◆ Objective:
Omit every picture and write out the rest of the records exactly.

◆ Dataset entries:
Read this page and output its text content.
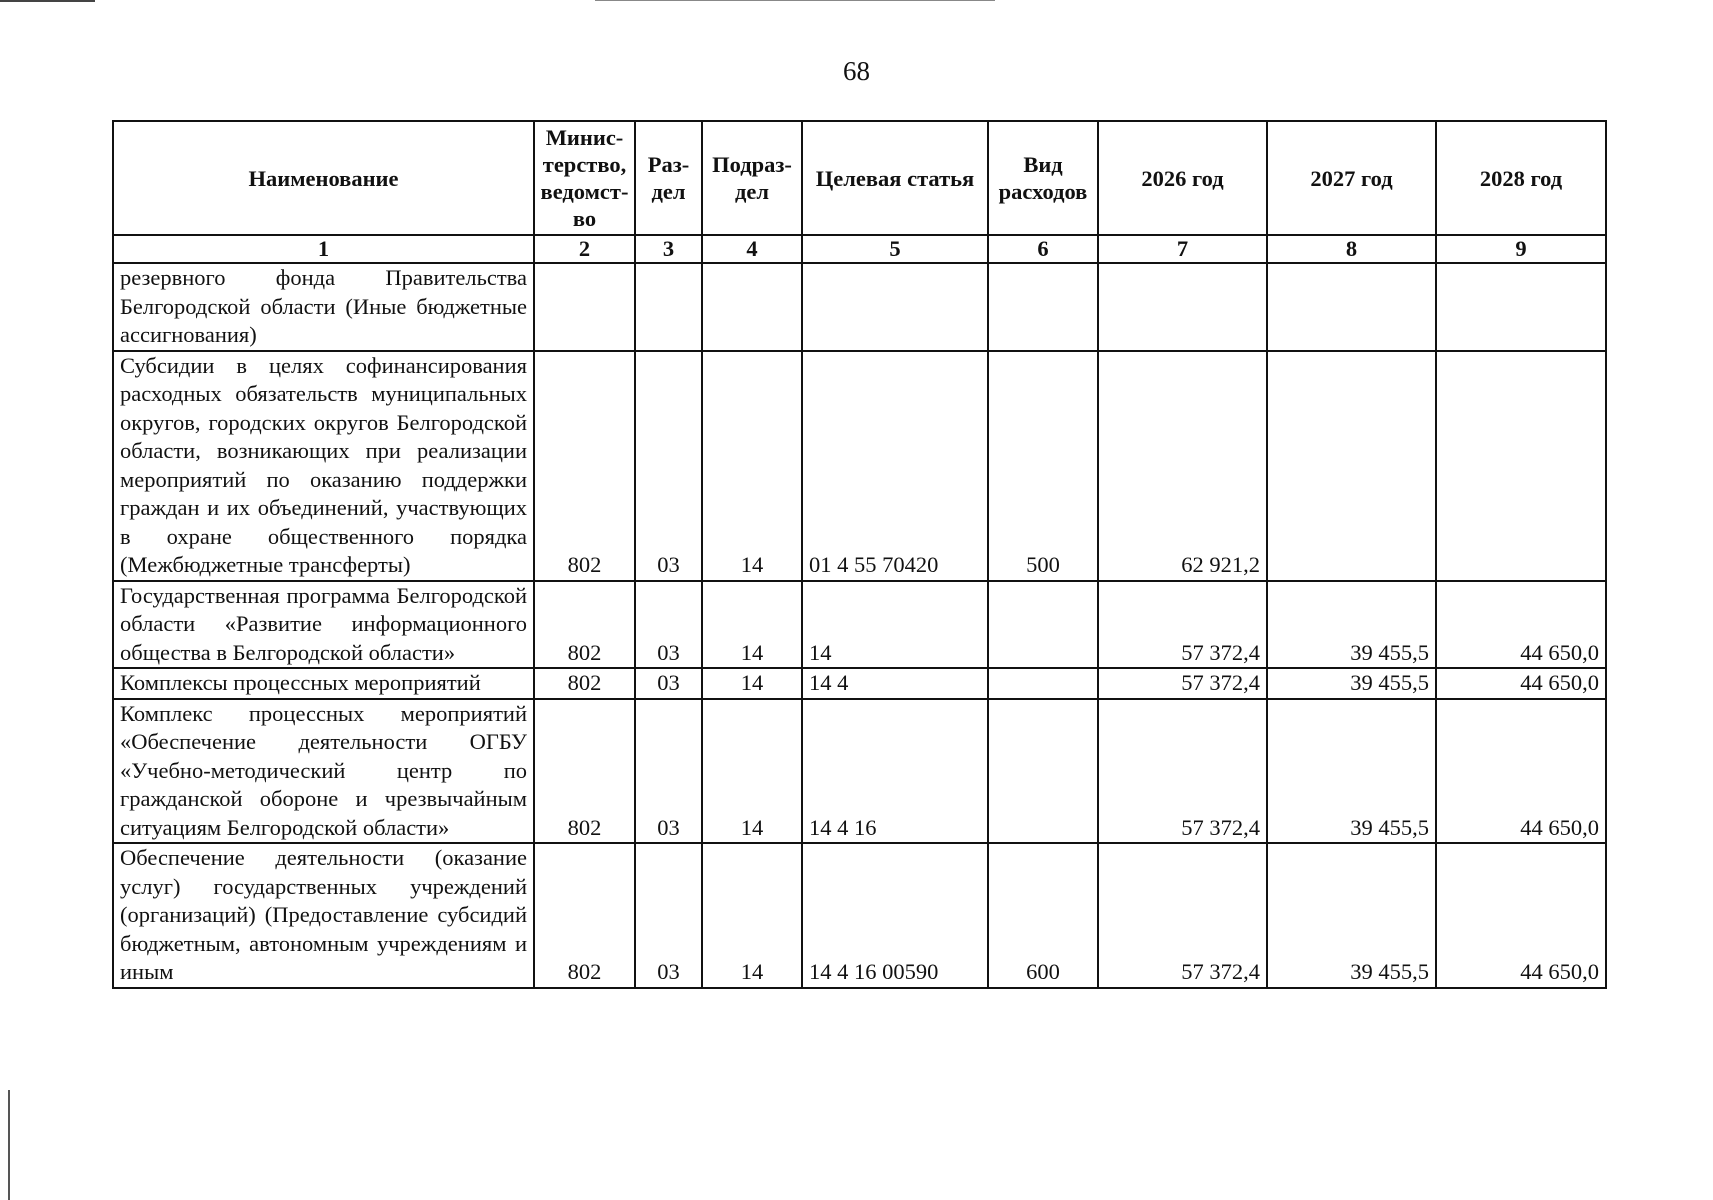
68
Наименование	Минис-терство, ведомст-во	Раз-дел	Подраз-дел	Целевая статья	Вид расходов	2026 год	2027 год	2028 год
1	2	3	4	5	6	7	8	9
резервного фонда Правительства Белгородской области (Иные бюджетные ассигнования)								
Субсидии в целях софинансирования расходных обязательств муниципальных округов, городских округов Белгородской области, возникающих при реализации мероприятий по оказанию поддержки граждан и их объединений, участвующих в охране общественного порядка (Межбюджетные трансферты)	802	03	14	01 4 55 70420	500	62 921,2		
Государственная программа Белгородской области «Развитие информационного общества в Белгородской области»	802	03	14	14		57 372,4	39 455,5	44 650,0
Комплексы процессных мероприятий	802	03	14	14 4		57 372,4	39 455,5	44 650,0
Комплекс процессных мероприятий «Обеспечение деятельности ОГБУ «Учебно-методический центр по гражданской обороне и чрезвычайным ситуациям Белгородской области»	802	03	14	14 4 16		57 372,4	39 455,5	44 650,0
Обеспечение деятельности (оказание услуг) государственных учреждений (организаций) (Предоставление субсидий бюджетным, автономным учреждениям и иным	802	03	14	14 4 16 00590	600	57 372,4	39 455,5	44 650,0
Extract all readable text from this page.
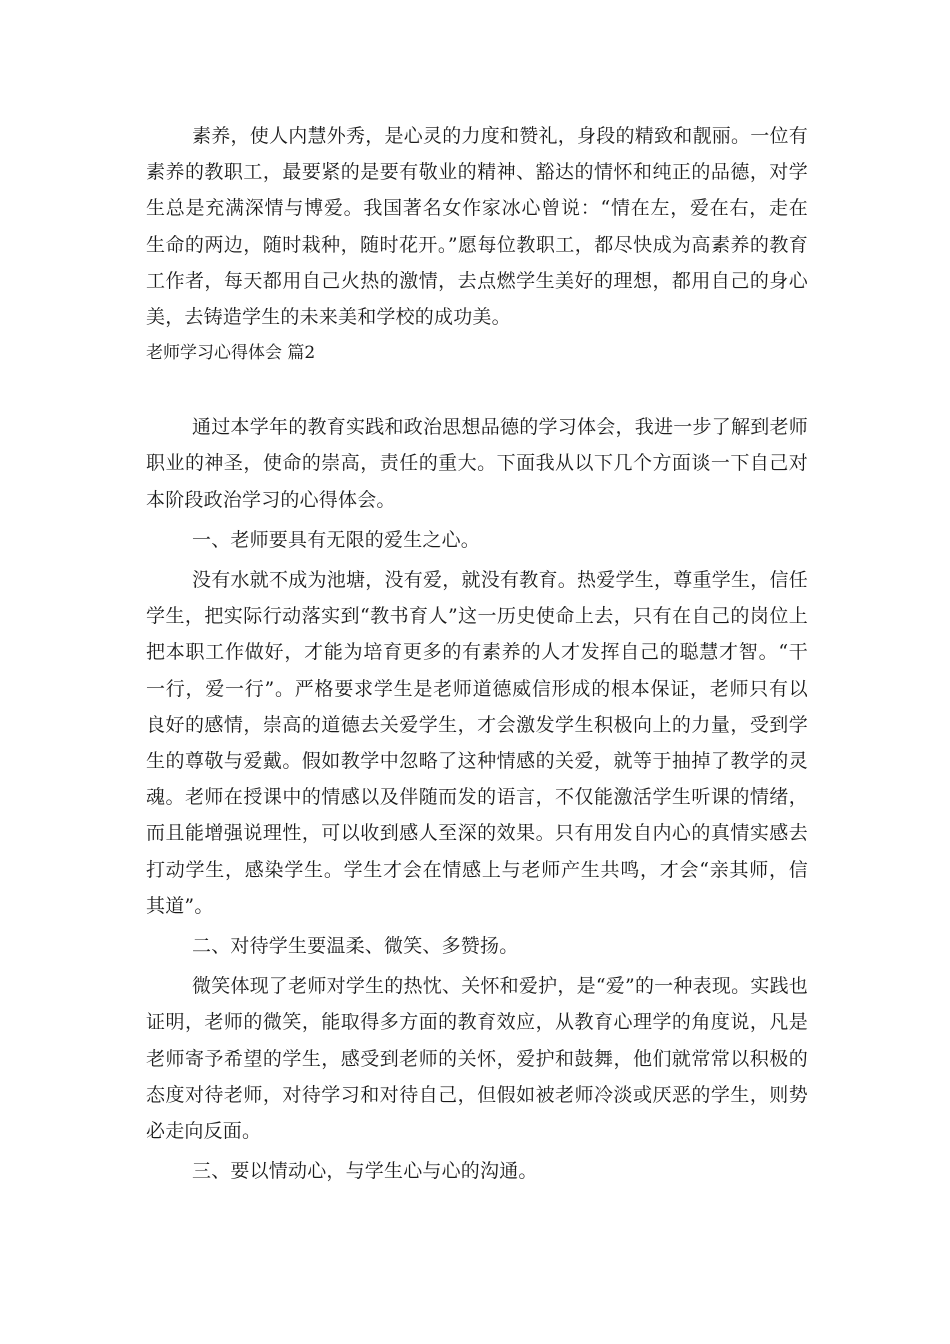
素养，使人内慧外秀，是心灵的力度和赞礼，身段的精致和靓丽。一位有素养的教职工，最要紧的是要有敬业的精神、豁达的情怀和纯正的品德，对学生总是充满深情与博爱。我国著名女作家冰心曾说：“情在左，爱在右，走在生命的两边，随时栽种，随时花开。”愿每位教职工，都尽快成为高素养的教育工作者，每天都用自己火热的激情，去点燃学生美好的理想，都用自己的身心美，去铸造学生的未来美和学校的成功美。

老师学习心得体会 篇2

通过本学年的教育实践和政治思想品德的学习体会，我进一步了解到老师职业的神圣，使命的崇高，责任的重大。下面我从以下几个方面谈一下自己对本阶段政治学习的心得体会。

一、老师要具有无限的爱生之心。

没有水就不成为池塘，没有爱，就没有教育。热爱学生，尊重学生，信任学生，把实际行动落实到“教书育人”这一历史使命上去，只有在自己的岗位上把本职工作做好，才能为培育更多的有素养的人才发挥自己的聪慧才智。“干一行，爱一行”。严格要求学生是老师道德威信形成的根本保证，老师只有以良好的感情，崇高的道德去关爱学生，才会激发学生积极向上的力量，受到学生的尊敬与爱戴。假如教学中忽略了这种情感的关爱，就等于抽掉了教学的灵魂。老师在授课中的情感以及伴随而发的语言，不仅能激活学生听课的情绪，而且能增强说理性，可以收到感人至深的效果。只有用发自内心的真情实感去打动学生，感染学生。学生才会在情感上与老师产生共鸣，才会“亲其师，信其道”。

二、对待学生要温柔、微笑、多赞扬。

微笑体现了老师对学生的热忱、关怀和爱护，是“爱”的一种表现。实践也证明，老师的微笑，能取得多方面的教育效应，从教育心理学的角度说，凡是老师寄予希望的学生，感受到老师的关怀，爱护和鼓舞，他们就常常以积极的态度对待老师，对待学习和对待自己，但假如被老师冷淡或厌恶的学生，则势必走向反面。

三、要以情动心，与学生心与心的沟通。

◆ Solution to the problem:
Read this page and output its text content.
68
Наименование	Минис-терство, ведомст-во	Раз-дел	Подраз-дел	Целевая статья	Вид расходов	2026 год	2027 год	2028 год
1	2	3	4	5	6	7	8	9
резервного фонда Правительства Белгородской области (Иные бюджетные ассигнования)								
Субсидии в целях софинансирования расходных обязательств муниципальных округов, городских округов Белгородской области, возникающих при реализации мероприятий по оказанию поддержки граждан и их объединений, участвующих в охране общественного порядка (Межбюджетные трансферты)	802	03	14	01 4 55 70420	500	62 921,2		
Государственная программа Белгородской области «Развитие информационного общества в Белгородской области»	802	03	14	14		57 372,4	39 455,5	44 650,0
Комплексы процессных мероприятий	802	03	14	14 4		57 372,4	39 455,5	44 650,0
Комплекс процессных мероприятий «Обеспечение деятельности ОГБУ «Учебно-методический центр по гражданской обороне и чрезвычайным ситуациям Белгородской области»	802	03	14	14 4 16		57 372,4	39 455,5	44 650,0
Обеспечение деятельности (оказание услуг) государственных учреждений (организаций) (Предоставление субсидий бюджетным, автономным учреждениям и иным	802	03	14	14 4 16 00590	600	57 372,4	39 455,5	44 650,0
Extract all readable text from this page.
素养，使人内慧外秀，是心灵的力度和赞礼，身段的精致和靓丽。一位有素养的教职工，最要紧的是要有敬业的精神、豁达的情怀和纯正的品德，对学生总是充满深情与博爱。我国著名女作家冰心曾说：“情在左，爱在右，走在生命的两边，随时栽种，随时花开。”愿每位教职工，都尽快成为高素养的教育工作者，每天都用自己火热的激情，去点燃学生美好的理想，都用自己的身心美，去铸造学生的未来美和学校的成功美。

老师学习心得体会 篇2

通过本学年的教育实践和政治思想品德的学习体会，我进一步了解到老师职业的神圣，使命的崇高，责任的重大。下面我从以下几个方面谈一下自己对本阶段政治学习的心得体会。

一、老师要具有无限的爱生之心。

没有水就不成为池塘，没有爱，就没有教育。热爱学生，尊重学生，信任学生，把实际行动落实到“教书育人”这一历史使命上去，只有在自己的岗位上把本职工作做好，才能为培育更多的有素养的人才发挥自己的聪慧才智。“干一行，爱一行”。严格要求学生是老师道德威信形成的根本保证，老师只有以良好的感情，崇高的道德去关爱学生，才会激发学生积极向上的力量，受到学生的尊敬与爱戴。假如教学中忽略了这种情感的关爱，就等于抽掉了教学的灵魂。老师在授课中的情感以及伴随而发的语言，不仅能激活学生听课的情绪，而且能增强说理性，可以收到感人至深的效果。只有用发自内心的真情实感去打动学生，感染学生。学生才会在情感上与老师产生共鸣，才会“亲其师，信其道”。

二、对待学生要温柔、微笑、多赞扬。

微笑体现了老师对学生的热忱、关怀和爱护，是“爱”的一种表现。实践也证明，老师的微笑，能取得多方面的教育效应，从教育心理学的角度说，凡是老师寄予希望的学生，感受到老师的关怀，爱护和鼓舞，他们就常常以积极的态度对待老师，对待学习和对待自己，但假如被老师冷淡或厌恶的学生，则势必走向反面。

三、要以情动心，与学生心与心的沟通。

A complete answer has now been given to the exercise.